Problem to work on:
List all lines of the data containing the word "ScriptX".

## BEGIN Material for the task

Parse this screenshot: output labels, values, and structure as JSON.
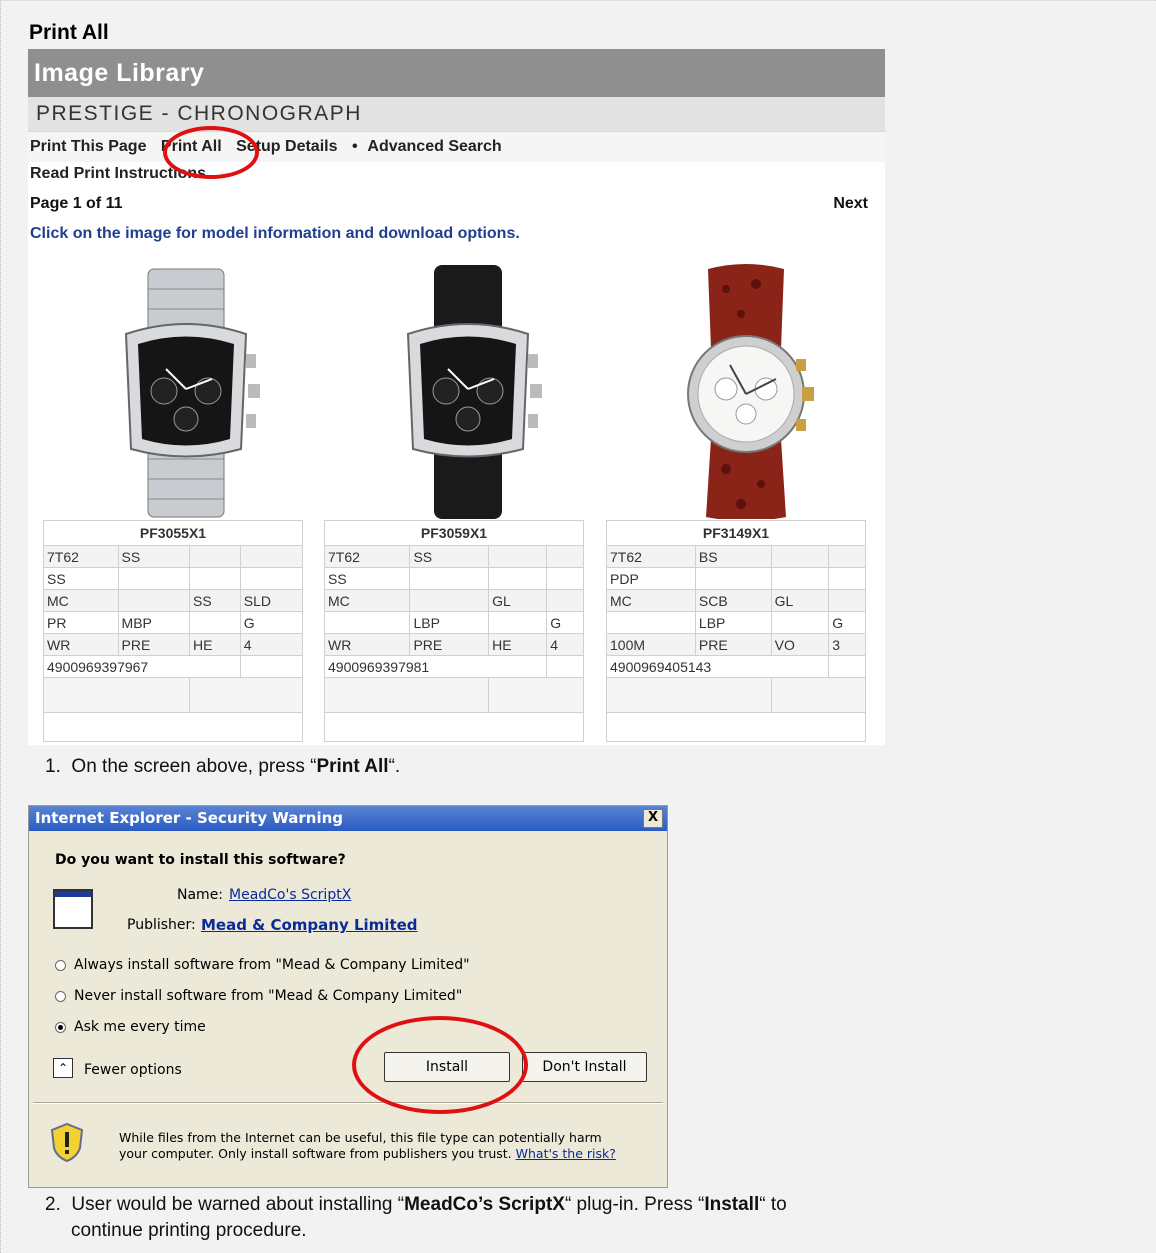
{
  "section_title": "Print All",
  "library": {
    "title": "Image Library",
    "collection": "PRESTIGE - CHRONOGRAPH",
    "nav": [
      "Print This Page",
      "Print All",
      "Setup Details",
      "•",
      "Advanced Search"
    ],
    "read_instructions": "Read Print Instructions",
    "page_label": "Page 1 of 11",
    "next_label": "Next",
    "click_message": "Click on the image for model information and download options.",
    "products": [
      {
        "model": "PF3055X1",
        "rows": [
          [
            "7T62",
            "SS",
            "",
            ""
          ],
          [
            "SS",
            "",
            "",
            ""
          ],
          [
            "MC",
            "",
            "SS",
            "SLD"
          ],
          [
            "PR",
            "MBP",
            "",
            "G"
          ],
          [
            "WR",
            "PRE",
            "HE",
            "4"
          ],
          [
            "4900969397967",
            "",
            "",
            ""
          ]
        ]
      },
      {
        "model": "PF3059X1",
        "rows": [
          [
            "7T62",
            "SS",
            "",
            ""
          ],
          [
            "SS",
            "",
            "",
            ""
          ],
          [
            "MC",
            "",
            "GL",
            ""
          ],
          [
            "",
            "LBP",
            "",
            "G"
          ],
          [
            "WR",
            "PRE",
            "HE",
            "4"
          ],
          [
            "4900969397981",
            "",
            "",
            ""
          ]
        ]
      },
      {
        "model": "PF3149X1",
        "rows": [
          [
            "7T62",
            "BS",
            "",
            ""
          ],
          [
            "PDP",
            "",
            "",
            ""
          ],
          [
            "MC",
            "SCB",
            "GL",
            ""
          ],
          [
            "",
            "LBP",
            "",
            "G"
          ],
          [
            "100M",
            "PRE",
            "VO",
            "3"
          ],
          [
            "4900969405143",
            "",
            "",
            ""
          ]
        ]
      }
    ]
  },
  "step1": {
    "number": "1.",
    "pre": "On the screen above, press “",
    "bold": "Print All",
    "post": "“."
  },
  "dialog": {
    "title": "Internet Explorer - Security Warning",
    "close": "X",
    "question": "Do you want to install this software?",
    "name_label": "Name:",
    "name_value": "MeadCo's ScriptX",
    "publisher_label": "Publisher:",
    "publisher_value": "Mead & Company Limited",
    "options": [
      "Always install software from \"Mead & Company Limited\"",
      "Never install software from \"Mead & Company Limited\"",
      "Ask me every time"
    ],
    "selected_option": 2,
    "fewer_label": "Fewer options",
    "install_label": "Install",
    "dont_install_label": "Don't Install",
    "warning_line1": "While files from the Internet can be useful, this file type can potentially harm",
    "warning_line2": "your computer. Only install software from publishers you trust.",
    "risk_link": "What's the risk?"
  },
  "step2": {
    "number": "2.",
    "pre": "User would be warned about installing “",
    "bold1": "MeadCo’s ScriptX",
    "mid": "“ plug-in. Press “",
    "bold2": "Install",
    "post": "“ to",
    "line2": "continue printing procedure."
  }
}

## END Material for the task

Full output:
    "name_value": "MeadCo's ScriptX",
    "bold1": "MeadCo’s ScriptX",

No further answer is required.